## Request
Update the data below by rewriting every line with "svg-text" replaced by "chart-label" and leaving everything else unchanged.
--- begin Data shown ---
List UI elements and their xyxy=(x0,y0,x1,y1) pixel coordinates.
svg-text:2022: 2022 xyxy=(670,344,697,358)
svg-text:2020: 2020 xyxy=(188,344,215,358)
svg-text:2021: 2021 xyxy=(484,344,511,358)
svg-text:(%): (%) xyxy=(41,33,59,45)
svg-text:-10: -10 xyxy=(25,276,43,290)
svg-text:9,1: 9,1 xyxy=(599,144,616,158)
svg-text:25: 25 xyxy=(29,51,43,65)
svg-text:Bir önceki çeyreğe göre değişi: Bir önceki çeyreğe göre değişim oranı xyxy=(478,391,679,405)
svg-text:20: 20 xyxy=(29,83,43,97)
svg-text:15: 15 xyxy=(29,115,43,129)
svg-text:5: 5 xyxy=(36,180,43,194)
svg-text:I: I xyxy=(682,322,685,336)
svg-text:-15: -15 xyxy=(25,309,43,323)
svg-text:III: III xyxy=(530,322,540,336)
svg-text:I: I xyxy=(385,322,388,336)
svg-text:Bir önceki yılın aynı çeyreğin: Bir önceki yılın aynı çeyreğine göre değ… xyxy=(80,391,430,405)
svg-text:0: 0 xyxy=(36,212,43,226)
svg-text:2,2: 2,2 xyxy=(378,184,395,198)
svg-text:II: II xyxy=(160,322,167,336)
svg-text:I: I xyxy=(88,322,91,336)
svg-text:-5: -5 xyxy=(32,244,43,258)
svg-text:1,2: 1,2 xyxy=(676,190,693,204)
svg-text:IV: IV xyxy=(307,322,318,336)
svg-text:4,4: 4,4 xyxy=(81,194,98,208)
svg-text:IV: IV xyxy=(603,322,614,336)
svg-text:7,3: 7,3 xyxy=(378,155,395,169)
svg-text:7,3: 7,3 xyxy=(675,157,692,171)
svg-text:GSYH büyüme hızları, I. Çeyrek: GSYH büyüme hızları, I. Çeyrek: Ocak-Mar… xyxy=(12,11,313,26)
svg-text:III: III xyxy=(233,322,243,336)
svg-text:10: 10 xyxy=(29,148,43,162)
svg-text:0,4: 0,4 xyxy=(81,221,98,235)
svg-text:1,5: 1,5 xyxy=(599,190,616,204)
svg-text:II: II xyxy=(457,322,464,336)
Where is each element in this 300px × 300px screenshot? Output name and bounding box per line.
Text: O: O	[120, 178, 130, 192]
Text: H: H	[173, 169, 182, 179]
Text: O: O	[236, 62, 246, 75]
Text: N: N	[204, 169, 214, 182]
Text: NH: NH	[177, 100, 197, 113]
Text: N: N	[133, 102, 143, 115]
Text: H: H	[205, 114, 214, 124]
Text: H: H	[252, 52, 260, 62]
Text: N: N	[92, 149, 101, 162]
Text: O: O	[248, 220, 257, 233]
--- end Data shown ---
## Task result
List UI elements and their xyxy=(x0,y0,x1,y1) pixel coordinates.
chart-label:2022: 2022 xyxy=(670,344,697,358)
chart-label:2020: 2020 xyxy=(188,344,215,358)
chart-label:2021: 2021 xyxy=(484,344,511,358)
chart-label:(%): (%) xyxy=(41,33,59,45)
chart-label:-10: -10 xyxy=(25,276,43,290)
chart-label:9,1: 9,1 xyxy=(599,144,616,158)
chart-label:25: 25 xyxy=(29,51,43,65)
chart-label:Bir önceki çeyreğe göre değişi: Bir önceki çeyreğe göre değişim oranı xyxy=(478,391,679,405)
chart-label:20: 20 xyxy=(29,83,43,97)
chart-label:15: 15 xyxy=(29,115,43,129)
chart-label:5: 5 xyxy=(36,180,43,194)
chart-label:I: I xyxy=(682,322,685,336)
chart-label:-15: -15 xyxy=(25,309,43,323)
chart-label:III: III xyxy=(530,322,540,336)
chart-label:I: I xyxy=(385,322,388,336)
chart-label:Bir önceki yılın aynı çeyreğin: Bir önceki yılın aynı çeyreğine göre değ… xyxy=(80,391,430,405)
chart-label:0: 0 xyxy=(36,212,43,226)
chart-label:2,2: 2,2 xyxy=(378,184,395,198)
chart-label:II: II xyxy=(160,322,167,336)
chart-label:I: I xyxy=(88,322,91,336)
chart-label:-5: -5 xyxy=(32,244,43,258)
chart-label:1,2: 1,2 xyxy=(676,190,693,204)
chart-label:IV: IV xyxy=(307,322,318,336)
chart-label:4,4: 4,4 xyxy=(81,194,98,208)
chart-label:IV: IV xyxy=(603,322,614,336)
chart-label:7,3: 7,3 xyxy=(378,155,395,169)
chart-label:7,3: 7,3 xyxy=(675,157,692,171)
chart-label:GSYH büyüme hızları, I. Çeyrek: GSYH büyüme hızları, I. Çeyrek: Ocak-Mar… xyxy=(12,11,313,26)
chart-label:III: III xyxy=(233,322,243,336)
chart-label:10: 10 xyxy=(29,148,43,162)
chart-label:0,4: 0,4 xyxy=(81,221,98,235)
chart-label:1,5: 1,5 xyxy=(599,190,616,204)
chart-label:II: II xyxy=(457,322,464,336)
Where is each element in this 300px × 300px screenshot? Output name and bounding box per line.
Text: O: O	[120, 178, 130, 192]
Text: H: H	[173, 169, 182, 179]
Text: O: O	[236, 62, 246, 75]
Text: N: N	[204, 169, 214, 182]
Text: NH: NH	[177, 100, 197, 113]
Text: N: N	[133, 102, 143, 115]
Text: H: H	[205, 114, 214, 124]
Text: H: H	[252, 52, 260, 62]
Text: N: N	[92, 149, 101, 162]
Text: O: O	[248, 220, 257, 233]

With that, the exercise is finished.